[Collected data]

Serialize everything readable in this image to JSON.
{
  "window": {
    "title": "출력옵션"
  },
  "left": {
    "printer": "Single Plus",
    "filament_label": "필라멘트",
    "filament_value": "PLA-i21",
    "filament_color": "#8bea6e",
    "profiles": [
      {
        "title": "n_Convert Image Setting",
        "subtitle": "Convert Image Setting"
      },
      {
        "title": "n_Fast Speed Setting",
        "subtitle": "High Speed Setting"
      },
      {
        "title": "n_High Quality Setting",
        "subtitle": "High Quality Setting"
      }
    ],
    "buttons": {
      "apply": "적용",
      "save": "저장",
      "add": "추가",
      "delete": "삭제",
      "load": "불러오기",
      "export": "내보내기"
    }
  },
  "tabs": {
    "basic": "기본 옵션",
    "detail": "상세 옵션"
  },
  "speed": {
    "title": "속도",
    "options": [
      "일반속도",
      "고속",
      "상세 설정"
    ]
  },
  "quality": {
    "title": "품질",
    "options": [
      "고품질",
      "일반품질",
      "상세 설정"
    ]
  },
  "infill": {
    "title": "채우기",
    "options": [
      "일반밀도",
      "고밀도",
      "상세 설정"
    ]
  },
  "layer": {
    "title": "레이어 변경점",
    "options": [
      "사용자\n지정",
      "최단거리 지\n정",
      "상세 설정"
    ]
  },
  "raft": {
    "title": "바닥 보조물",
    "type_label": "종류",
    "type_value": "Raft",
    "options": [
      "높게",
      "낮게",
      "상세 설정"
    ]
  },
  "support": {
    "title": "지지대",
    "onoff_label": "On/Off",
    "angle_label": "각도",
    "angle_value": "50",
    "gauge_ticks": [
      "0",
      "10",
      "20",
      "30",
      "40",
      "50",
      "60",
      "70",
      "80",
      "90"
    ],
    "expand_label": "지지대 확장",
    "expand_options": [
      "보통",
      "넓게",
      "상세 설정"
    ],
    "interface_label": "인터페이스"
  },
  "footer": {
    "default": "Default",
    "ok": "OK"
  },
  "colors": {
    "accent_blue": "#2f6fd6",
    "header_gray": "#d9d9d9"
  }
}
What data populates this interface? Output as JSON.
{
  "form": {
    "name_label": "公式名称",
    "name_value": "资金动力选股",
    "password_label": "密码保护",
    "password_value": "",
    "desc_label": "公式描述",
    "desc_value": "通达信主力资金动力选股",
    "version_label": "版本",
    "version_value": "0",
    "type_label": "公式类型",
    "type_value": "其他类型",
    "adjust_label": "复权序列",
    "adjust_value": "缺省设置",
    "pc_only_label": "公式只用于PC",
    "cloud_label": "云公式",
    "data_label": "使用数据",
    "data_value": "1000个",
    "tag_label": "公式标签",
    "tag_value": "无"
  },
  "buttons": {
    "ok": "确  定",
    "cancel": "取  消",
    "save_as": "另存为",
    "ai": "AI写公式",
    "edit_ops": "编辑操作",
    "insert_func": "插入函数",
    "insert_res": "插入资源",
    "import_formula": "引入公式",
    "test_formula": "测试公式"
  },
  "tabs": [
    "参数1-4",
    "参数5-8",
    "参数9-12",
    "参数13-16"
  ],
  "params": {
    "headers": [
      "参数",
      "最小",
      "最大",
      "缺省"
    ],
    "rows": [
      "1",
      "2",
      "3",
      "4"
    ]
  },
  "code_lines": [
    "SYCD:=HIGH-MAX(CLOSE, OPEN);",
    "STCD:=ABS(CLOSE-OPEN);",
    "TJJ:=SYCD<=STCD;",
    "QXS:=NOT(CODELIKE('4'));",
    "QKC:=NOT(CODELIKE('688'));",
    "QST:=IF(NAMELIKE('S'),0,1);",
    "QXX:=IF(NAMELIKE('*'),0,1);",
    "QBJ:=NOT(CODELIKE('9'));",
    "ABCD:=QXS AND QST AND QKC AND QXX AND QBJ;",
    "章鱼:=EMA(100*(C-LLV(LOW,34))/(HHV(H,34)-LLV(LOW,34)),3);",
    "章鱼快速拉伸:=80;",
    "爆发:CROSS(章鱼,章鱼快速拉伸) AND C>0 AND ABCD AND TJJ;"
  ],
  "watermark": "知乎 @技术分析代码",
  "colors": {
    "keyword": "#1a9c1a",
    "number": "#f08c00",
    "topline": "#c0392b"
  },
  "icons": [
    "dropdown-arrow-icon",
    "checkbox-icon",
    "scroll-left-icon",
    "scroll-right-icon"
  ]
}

▸ **WHAT THIS TASK INVOLVES**
Type the material above out again, exactly.

▸ **ANSWER BELOW**
Serialize everything readable in this image to JSON.
{
  "window": {
    "title": "출력옵션"
  },
  "left": {
    "printer": "Single Plus",
    "filament_label": "필라멘트",
    "filament_value": "PLA-i21",
    "filament_color": "#8bea6e",
    "profiles": [
      {
        "title": "n_Convert Image Setting",
        "subtitle": "Convert Image Setting"
      },
      {
        "title": "n_Fast Speed Setting",
        "subtitle": "High Speed Setting"
      },
      {
        "title": "n_High Quality Setting",
        "subtitle": "High Quality Setting"
      }
    ],
    "buttons": {
      "apply": "적용",
      "save": "저장",
      "add": "추가",
      "delete": "삭제",
      "load": "불러오기",
      "export": "내보내기"
    }
  },
  "tabs": {
    "basic": "기본 옵션",
    "detail": "상세 옵션"
  },
  "speed": {
    "title": "속도",
    "options": [
      "일반속도",
      "고속",
      "상세 설정"
    ]
  },
  "quality": {
    "title": "품질",
    "options": [
      "고품질",
      "일반품질",
      "상세 설정"
    ]
  },
  "infill": {
    "title": "채우기",
    "options": [
      "일반밀도",
      "고밀도",
      "상세 설정"
    ]
  },
  "layer": {
    "title": "레이어 변경점",
    "options": [
      "사용자\n지정",
      "최단거리 지\n정",
      "상세 설정"
    ]
  },
  "raft": {
    "title": "바닥 보조물",
    "type_label": "종류",
    "type_value": "Raft",
    "options": [
      "높게",
      "낮게",
      "상세 설정"
    ]
  },
  "support": {
    "title": "지지대",
    "onoff_label": "On/Off",
    "angle_label": "각도",
    "angle_value": "50",
    "gauge_ticks": [
      "0",
      "10",
      "20",
      "30",
      "40",
      "50",
      "60",
      "70",
      "80",
      "90"
    ],
    "expand_label": "지지대 확장",
    "expand_options": [
      "보통",
      "넓게",
      "상세 설정"
    ],
    "interface_label": "인터페이스"
  },
  "footer": {
    "default": "Default",
    "ok": "OK"
  },
  "colors": {
    "accent_blue": "#2f6fd6",
    "header_gray": "#d9d9d9"
  }
}
What data populates this interface? Output as JSON.
{
  "form": {
    "name_label": "公式名称",
    "name_value": "资金动力选股",
    "password_label": "密码保护",
    "password_value": "",
    "desc_label": "公式描述",
    "desc_value": "通达信主力资金动力选股",
    "version_label": "版本",
    "version_value": "0",
    "type_label": "公式类型",
    "type_value": "其他类型",
    "adjust_label": "复权序列",
    "adjust_value": "缺省设置",
    "pc_only_label": "公式只用于PC",
    "cloud_label": "云公式",
    "data_label": "使用数据",
    "data_value": "1000个",
    "tag_label": "公式标签",
    "tag_value": "无"
  },
  "buttons": {
    "ok": "确  定",
    "cancel": "取  消",
    "save_as": "另存为",
    "ai": "AI写公式",
    "edit_ops": "编辑操作",
    "insert_func": "插入函数",
    "insert_res": "插入资源",
    "import_formula": "引入公式",
    "test_formula": "测试公式"
  },
  "tabs": [
    "参数1-4",
    "参数5-8",
    "参数9-12",
    "参数13-16"
  ],
  "params": {
    "headers": [
      "参数",
      "最小",
      "最大",
      "缺省"
    ],
    "rows": [
      "1",
      "2",
      "3",
      "4"
    ]
  },
  "code_lines": [
    "SYCD:=HIGH-MAX(CLOSE, OPEN);",
    "STCD:=ABS(CLOSE-OPEN);",
    "TJJ:=SYCD<=STCD;",
    "QXS:=NOT(CODELIKE('4'));",
    "QKC:=NOT(CODELIKE('688'));",
    "QST:=IF(NAMELIKE('S'),0,1);",
    "QXX:=IF(NAMELIKE('*'),0,1);",
    "QBJ:=NOT(CODELIKE('9'));",
    "ABCD:=QXS AND QST AND QKC AND QXX AND QBJ;",
    "章鱼:=EMA(100*(C-LLV(LOW,34))/(HHV(H,34)-LLV(LOW,34)),3);",
    "章鱼快速拉伸:=80;",
    "爆发:CROSS(章鱼,章鱼快速拉伸) AND C>0 AND ABCD AND TJJ;"
  ],
  "watermark": "知乎 @技术分析代码",
  "colors": {
    "keyword": "#1a9c1a",
    "number": "#f08c00",
    "topline": "#c0392b"
  },
  "icons": [
    "dropdown-arrow-icon",
    "checkbox-icon",
    "scroll-left-icon",
    "scroll-right-icon"
  ]
}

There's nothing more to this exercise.